# Supplied text
Chu, whose past credits include 2016’s Now You See Me 2 and 2013’s G.I. Joe: Retaliation, does have a packed schedule, but sources say he’d likely helm the follow-up to Crazy Rich Asians after shooting the long-awaited adaptation of Lin-Manuel Miranda’s first musical, In the Heights, which Warners has scheduled for a June 26, 2020, release.
The plan is to also bring back screenwriters Peter Chiarelli and Adele Lim (who penned Crazy Rich Asians), although the deals have not yet been set.
Warner Bros. has not yet officially greenlighted the sequel (it’s standard practice for a studio to take a wait-and-see approach with a new potential franchise) but is moving forward on development. The studio and its CEO and chairman Kevin Tsujihara took a risk by greenlighting a comp-less film starring an all-Asian cast and a very specific story set in Singapore, but with the massive opening weekend results, a strong performance in weeks to come will all but guarantee the sequel is a go. The $30 million production, the first Hollywood studio movie since 1993’s The Joy Luck Club to feature an all-Westernized Asian ensemble, has opened better than any other comedy this year and any rom-com since 2015’s Trainwreck.

# Aim of the task
Rewrite everything in the passage about the Crazy Rich Asians sequel from "The plan is" down to "since 2015’s Trainwreck.", replacing "screenwriters" with "writers".

# Recorded information
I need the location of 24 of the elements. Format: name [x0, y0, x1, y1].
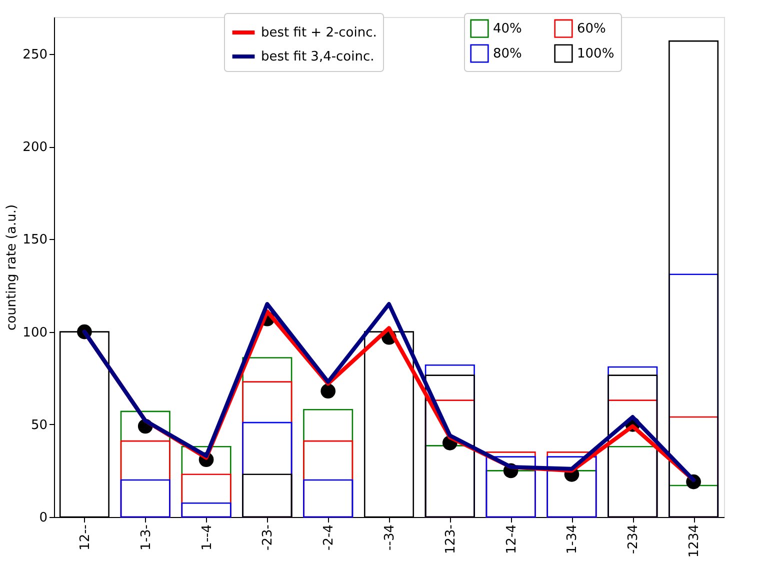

# Result for this exercise
The plan is to also bring back writers Peter Chiarelli and Adele Lim (who penned Crazy Rich Asians), although the deals have not yet been set.
Warner Bros. has not yet officially greenlighted the sequel (it’s standard practice for a studio to take a wait-and-see approach with a new potential franchise) but is moving forward on development. The studio and its CEO and chairman Kevin Tsujihara took a risk by greenlighting a comp-less film starring an all-Asian cast and a very specific story set in Singapore, but with the massive opening weekend results, a strong performance in weeks to come will all but guarantee the sequel is a go. The $30 million production, the first Hollywood studio movie since 1993’s The Joy Luck Club to feature an all-Westernized Asian ensemble, has opened better than any other comedy this year and any rom-com since 2015’s Trainwreck.